__GIVEN INSTRUCTION__: Omit all pictures, then retype the data exactly as given.

__EXERCISE MATERIALS__:
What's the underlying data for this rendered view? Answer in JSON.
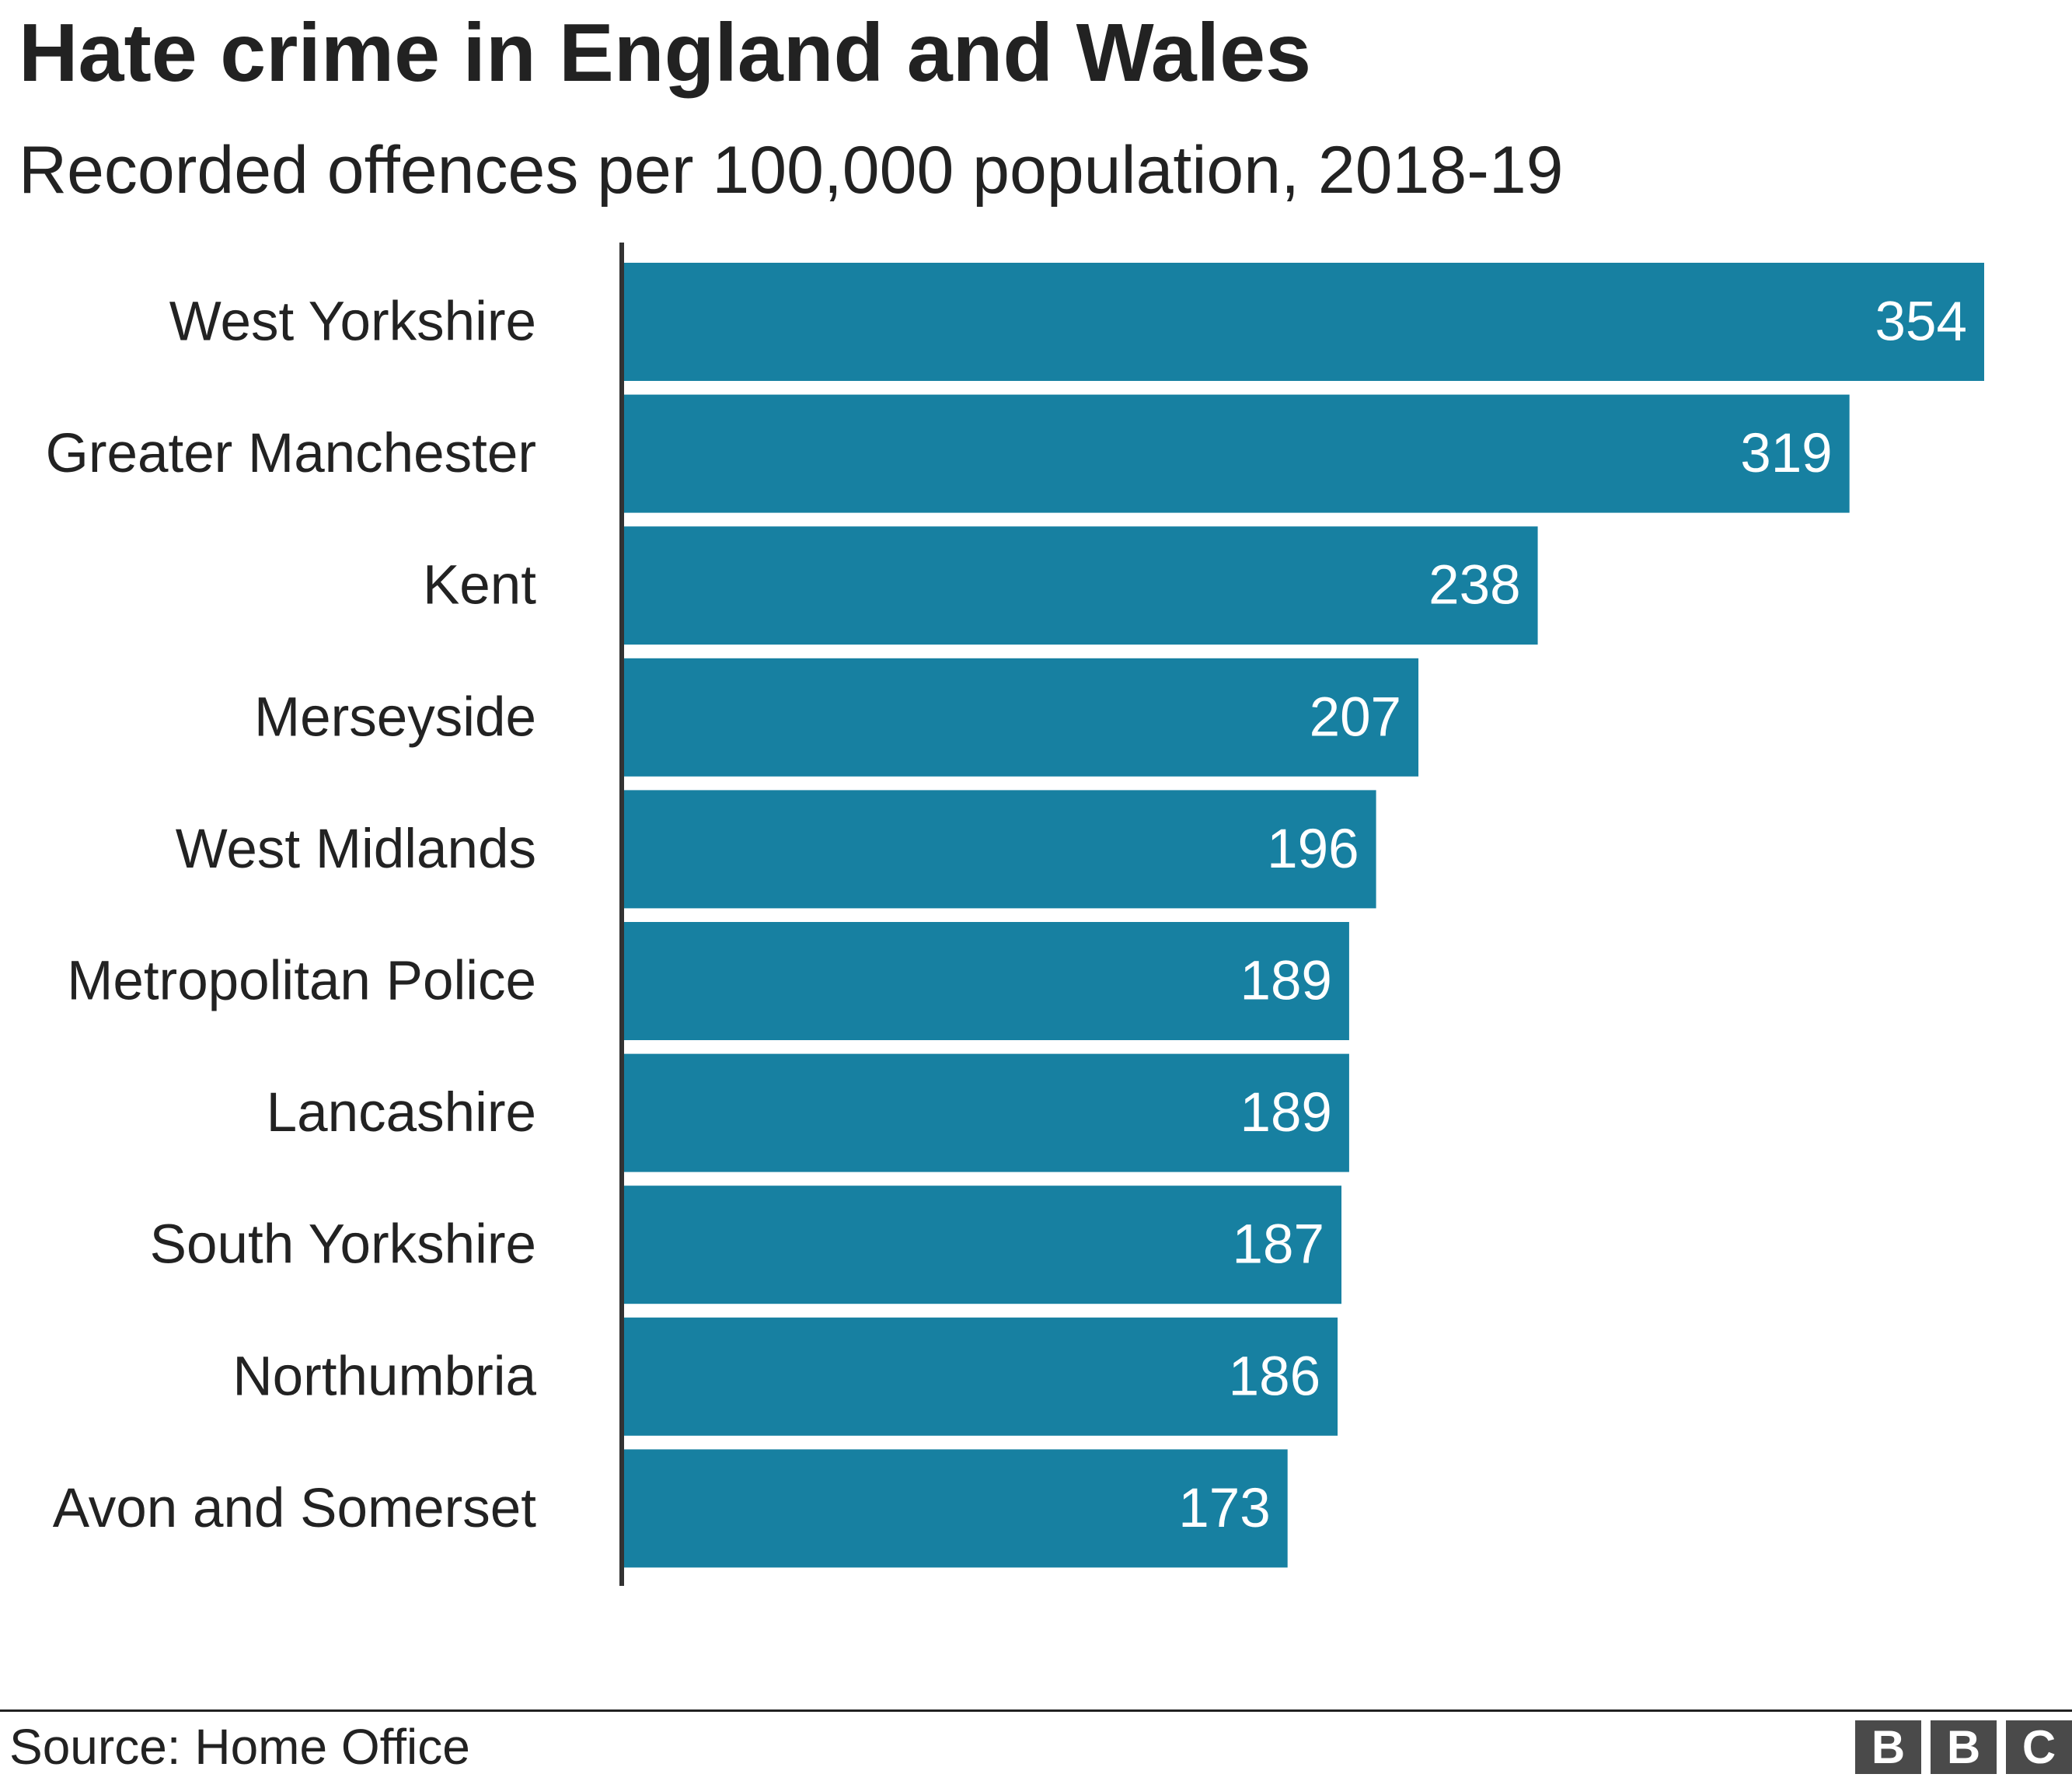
{
  "title": "Hate crime in England and Wales",
  "subtitle": "Recorded offences per 100,000 population, 2018-19",
  "source": "Source: Home Office",
  "logo": {
    "letters": [
      "B",
      "B",
      "C"
    ]
  },
  "colors": {
    "bar": "#1780a1",
    "axis": "#333333",
    "text": "#222222",
    "value_label": "#ffffff"
  },
  "chart_data": {
    "type": "bar",
    "orientation": "horizontal",
    "categories": [
      "West Yorkshire",
      "Greater Manchester",
      "Kent",
      "Merseyside",
      "West Midlands",
      "Metropolitan Police",
      "Lancashire",
      "South Yorkshire",
      "Northumbria",
      "Avon and Somerset"
    ],
    "values": [
      354,
      319,
      238,
      207,
      196,
      189,
      189,
      187,
      186,
      173
    ],
    "data_labels": true,
    "title": "Hate crime in England and Wales",
    "subtitle": "Recorded offences per 100,000 population, 2018-19",
    "xlabel": "",
    "ylabel": "",
    "xlim": [
      0,
      354
    ],
    "grid": false,
    "legend": "none"
  }
}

__WRITTEN RESPONSE__:
What's the underlying data for this rendered view? Answer in JSON.
{
  "title": "Hate crime in England and Wales",
  "subtitle": "Recorded offences per 100,000 population, 2018-19",
  "source": "Source: Home Office",
  "logo": {
    "letters": [
      "B",
      "B",
      "C"
    ]
  },
  "colors": {
    "bar": "#1780a1",
    "axis": "#333333",
    "text": "#222222",
    "value_label": "#ffffff"
  },
  "chart_data": {
    "type": "bar",
    "orientation": "horizontal",
    "categories": [
      "West Yorkshire",
      "Greater Manchester",
      "Kent",
      "Merseyside",
      "West Midlands",
      "Metropolitan Police",
      "Lancashire",
      "South Yorkshire",
      "Northumbria",
      "Avon and Somerset"
    ],
    "values": [
      354,
      319,
      238,
      207,
      196,
      189,
      189,
      187,
      186,
      173
    ],
    "data_labels": true,
    "title": "Hate crime in England and Wales",
    "subtitle": "Recorded offences per 100,000 population, 2018-19",
    "xlabel": "",
    "ylabel": "",
    "xlim": [
      0,
      354
    ],
    "grid": false,
    "legend": "none"
  }
}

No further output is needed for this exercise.